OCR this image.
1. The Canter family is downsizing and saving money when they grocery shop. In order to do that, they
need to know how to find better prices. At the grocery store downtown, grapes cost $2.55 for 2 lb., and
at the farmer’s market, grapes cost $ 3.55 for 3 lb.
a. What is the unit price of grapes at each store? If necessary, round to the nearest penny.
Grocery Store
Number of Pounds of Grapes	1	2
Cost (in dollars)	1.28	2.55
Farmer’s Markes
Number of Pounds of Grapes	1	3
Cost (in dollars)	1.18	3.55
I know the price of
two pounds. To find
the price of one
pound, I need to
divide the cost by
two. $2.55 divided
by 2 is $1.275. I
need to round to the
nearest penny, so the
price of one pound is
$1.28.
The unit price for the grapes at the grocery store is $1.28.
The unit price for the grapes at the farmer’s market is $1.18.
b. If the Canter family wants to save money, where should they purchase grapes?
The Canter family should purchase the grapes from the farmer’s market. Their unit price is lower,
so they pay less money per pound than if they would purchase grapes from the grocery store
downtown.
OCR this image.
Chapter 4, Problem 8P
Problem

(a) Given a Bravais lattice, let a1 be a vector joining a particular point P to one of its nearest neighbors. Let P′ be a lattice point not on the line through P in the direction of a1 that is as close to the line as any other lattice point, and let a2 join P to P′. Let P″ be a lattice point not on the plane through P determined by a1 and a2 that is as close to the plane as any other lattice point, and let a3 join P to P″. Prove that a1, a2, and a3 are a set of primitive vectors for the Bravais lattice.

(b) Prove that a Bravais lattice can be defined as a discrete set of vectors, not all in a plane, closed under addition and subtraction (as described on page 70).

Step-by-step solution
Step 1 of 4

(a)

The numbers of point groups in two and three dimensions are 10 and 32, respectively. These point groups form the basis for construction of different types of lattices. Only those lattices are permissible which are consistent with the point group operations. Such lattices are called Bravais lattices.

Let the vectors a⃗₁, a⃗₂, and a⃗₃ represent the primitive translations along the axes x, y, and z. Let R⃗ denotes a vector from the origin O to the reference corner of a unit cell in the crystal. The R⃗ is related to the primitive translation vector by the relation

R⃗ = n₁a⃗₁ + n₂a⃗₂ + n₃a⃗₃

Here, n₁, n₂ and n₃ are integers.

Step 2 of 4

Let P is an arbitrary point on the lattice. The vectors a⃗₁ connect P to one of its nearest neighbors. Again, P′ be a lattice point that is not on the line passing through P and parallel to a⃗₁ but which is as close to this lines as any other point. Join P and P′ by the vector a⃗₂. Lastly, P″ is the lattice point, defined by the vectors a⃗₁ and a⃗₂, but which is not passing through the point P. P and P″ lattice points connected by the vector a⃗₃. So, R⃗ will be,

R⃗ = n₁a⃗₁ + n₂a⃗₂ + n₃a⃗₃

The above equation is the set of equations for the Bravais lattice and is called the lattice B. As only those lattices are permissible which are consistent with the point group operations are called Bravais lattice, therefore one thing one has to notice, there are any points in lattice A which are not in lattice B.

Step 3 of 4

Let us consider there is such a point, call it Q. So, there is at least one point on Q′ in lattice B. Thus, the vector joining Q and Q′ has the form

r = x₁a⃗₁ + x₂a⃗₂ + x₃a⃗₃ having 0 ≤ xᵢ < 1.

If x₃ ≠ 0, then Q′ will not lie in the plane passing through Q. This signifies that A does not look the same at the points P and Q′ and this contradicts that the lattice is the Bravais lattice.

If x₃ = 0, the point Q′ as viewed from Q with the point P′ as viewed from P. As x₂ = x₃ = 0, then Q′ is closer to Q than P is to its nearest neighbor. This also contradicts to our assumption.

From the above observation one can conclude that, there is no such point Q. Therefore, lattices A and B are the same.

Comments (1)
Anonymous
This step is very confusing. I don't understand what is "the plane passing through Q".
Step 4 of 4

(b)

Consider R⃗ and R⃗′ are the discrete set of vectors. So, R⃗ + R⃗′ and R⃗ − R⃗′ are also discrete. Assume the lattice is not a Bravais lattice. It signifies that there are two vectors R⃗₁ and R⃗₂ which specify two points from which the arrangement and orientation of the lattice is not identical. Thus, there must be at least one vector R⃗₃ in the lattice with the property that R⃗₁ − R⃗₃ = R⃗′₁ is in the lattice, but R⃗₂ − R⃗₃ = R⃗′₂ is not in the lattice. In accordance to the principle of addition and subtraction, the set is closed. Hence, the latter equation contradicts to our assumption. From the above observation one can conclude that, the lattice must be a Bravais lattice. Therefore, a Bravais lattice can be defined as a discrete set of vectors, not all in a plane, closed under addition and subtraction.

TASK OBJECTIVE: Exact output of every entry is required.

EXERCISE SOLUTION:
OCR this image.
1. The Canter family is downsizing and saving money when they grocery shop. In order to do that, they
need to know how to find better prices. At the grocery store downtown, grapes cost $2.55 for 2 lb., and
at the farmer’s market, grapes cost $ 3.55 for 3 lb.
a. What is the unit price of grapes at each store? If necessary, round to the nearest penny.
Grocery Store
Number of Pounds of Grapes	1	2
Cost (in dollars)	1.28	2.55
Farmer’s Markes
Number of Pounds of Grapes	1	3
Cost (in dollars)	1.18	3.55
I know the price of
two pounds. To find
the price of one
pound, I need to
divide the cost by
two. $2.55 divided
by 2 is $1.275. I
need to round to the
nearest penny, so the
price of one pound is
$1.28.
The unit price for the grapes at the grocery store is $1.28.
The unit price for the grapes at the farmer’s market is $1.18.
b. If the Canter family wants to save money, where should they purchase grapes?
The Canter family should purchase the grapes from the farmer’s market. Their unit price is lower,
so they pay less money per pound than if they would purchase grapes from the grocery store
downtown.
OCR this image.
Chapter 4, Problem 8P
Problem

(a) Given a Bravais lattice, let a1 be a vector joining a particular point P to one of its nearest neighbors. Let P′ be a lattice point not on the line through P in the direction of a1 that is as close to the line as any other lattice point, and let a2 join P to P′. Let P″ be a lattice point not on the plane through P determined by a1 and a2 that is as close to the plane as any other lattice point, and let a3 join P to P″. Prove that a1, a2, and a3 are a set of primitive vectors for the Bravais lattice.

(b) Prove that a Bravais lattice can be defined as a discrete set of vectors, not all in a plane, closed under addition and subtraction (as described on page 70).

Step-by-step solution
Step 1 of 4

(a)

The numbers of point groups in two and three dimensions are 10 and 32, respectively. These point groups form the basis for construction of different types of lattices. Only those lattices are permissible which are consistent with the point group operations. Such lattices are called Bravais lattices.

Let the vectors a⃗₁, a⃗₂, and a⃗₃ represent the primitive translations along the axes x, y, and z. Let R⃗ denotes a vector from the origin O to the reference corner of a unit cell in the crystal. The R⃗ is related to the primitive translation vector by the relation

R⃗ = n₁a⃗₁ + n₂a⃗₂ + n₃a⃗₃

Here, n₁, n₂ and n₃ are integers.

Step 2 of 4

Let P is an arbitrary point on the lattice. The vectors a⃗₁ connect P to one of its nearest neighbors. Again, P′ be a lattice point that is not on the line passing through P and parallel to a⃗₁ but which is as close to this lines as any other point. Join P and P′ by the vector a⃗₂. Lastly, P″ is the lattice point, defined by the vectors a⃗₁ and a⃗₂, but which is not passing through the point P. P and P″ lattice points connected by the vector a⃗₃. So, R⃗ will be,

R⃗ = n₁a⃗₁ + n₂a⃗₂ + n₃a⃗₃

The above equation is the set of equations for the Bravais lattice and is called the lattice B. As only those lattices are permissible which are consistent with the point group operations are called Bravais lattice, therefore one thing one has to notice, there are any points in lattice A which are not in lattice B.

Step 3 of 4

Let us consider there is such a point, call it Q. So, there is at least one point on Q′ in lattice B. Thus, the vector joining Q and Q′ has the form

r = x₁a⃗₁ + x₂a⃗₂ + x₃a⃗₃ having 0 ≤ xᵢ < 1.

If x₃ ≠ 0, then Q′ will not lie in the plane passing through Q. This signifies that A does not look the same at the points P and Q′ and this contradicts that the lattice is the Bravais lattice.

If x₃ = 0, the point Q′ as viewed from Q with the point P′ as viewed from P. As x₂ = x₃ = 0, then Q′ is closer to Q than P is to its nearest neighbor. This also contradicts to our assumption.

From the above observation one can conclude that, there is no such point Q. Therefore, lattices A and B are the same.

Comments (1)
Anonymous
This step is very confusing. I don't understand what is "the plane passing through Q".
Step 4 of 4

(b)

Consider R⃗ and R⃗′ are the discrete set of vectors. So, R⃗ + R⃗′ and R⃗ − R⃗′ are also discrete. Assume the lattice is not a Bravais lattice. It signifies that there are two vectors R⃗₁ and R⃗₂ which specify two points from which the arrangement and orientation of the lattice is not identical. Thus, there must be at least one vector R⃗₃ in the lattice with the property that R⃗₁ − R⃗₃ = R⃗′₁ is in the lattice, but R⃗₂ − R⃗₃ = R⃗′₂ is not in the lattice. In accordance to the principle of addition and subtraction, the set is closed. Hence, the latter equation contradicts to our assumption. From the above observation one can conclude that, the lattice must be a Bravais lattice. Therefore, a Bravais lattice can be defined as a discrete set of vectors, not all in a plane, closed under addition and subtraction.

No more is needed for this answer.